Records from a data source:

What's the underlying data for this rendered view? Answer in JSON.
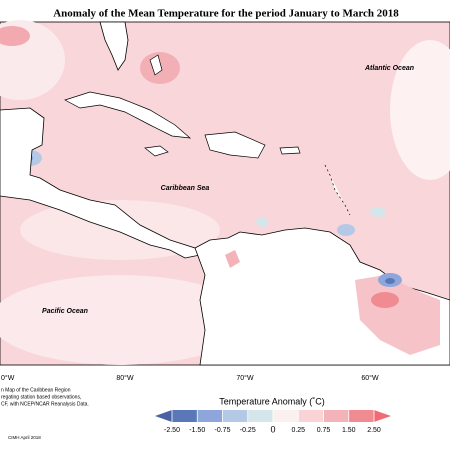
{
  "title": "Anomaly of the Mean Temperature for the period January to March 2018",
  "labels": {
    "atlantic": "Atlantic Ocean",
    "caribbean": "Caribbean Sea",
    "pacific": "Pacific Ocean"
  },
  "longitudes": [
    "0°W",
    "80°W",
    "70°W",
    "60°W"
  ],
  "caption": [
    "n Map of the Caribbean Region",
    "regating station based observations,",
    "CF, with NCEP/NCAR Reanalysis Data."
  ],
  "credit": "CIMH April 2018",
  "legend": {
    "title": "Temperature Anomaly (˚C)",
    "ticks": [
      {
        "value": -2.5,
        "label": "-2.50"
      },
      {
        "value": -1.5,
        "label": "-1.50"
      },
      {
        "value": -0.75,
        "label": "-0.75"
      },
      {
        "value": -0.25,
        "label": "-0.25"
      },
      0,
      {
        "value": 0.25,
        "label": "0.25"
      },
      {
        "value": 0.75,
        "label": "0.75"
      },
      {
        "value": 1.5,
        "label": "1.50"
      },
      {
        "value": 2.5,
        "label": "2.50"
      }
    ],
    "colors": [
      "#5a78b8",
      "#8fa6dc",
      "#b4c9e6",
      "#d4e6ea",
      "#fbf0f0",
      "#f9d3d6",
      "#f4b3b8",
      "#f08b92"
    ],
    "under": "#4a62a3",
    "over": "#ef6b76"
  }
}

TASK TO COMPLETE
Among the records above, find each line holding the string "Anomaly" and pull it out.

CORRECT ANSWER
  "title": "Anomaly of the Mean Temperature for the period January to March 2018",
    "title": "Temperature Anomaly (˚C)",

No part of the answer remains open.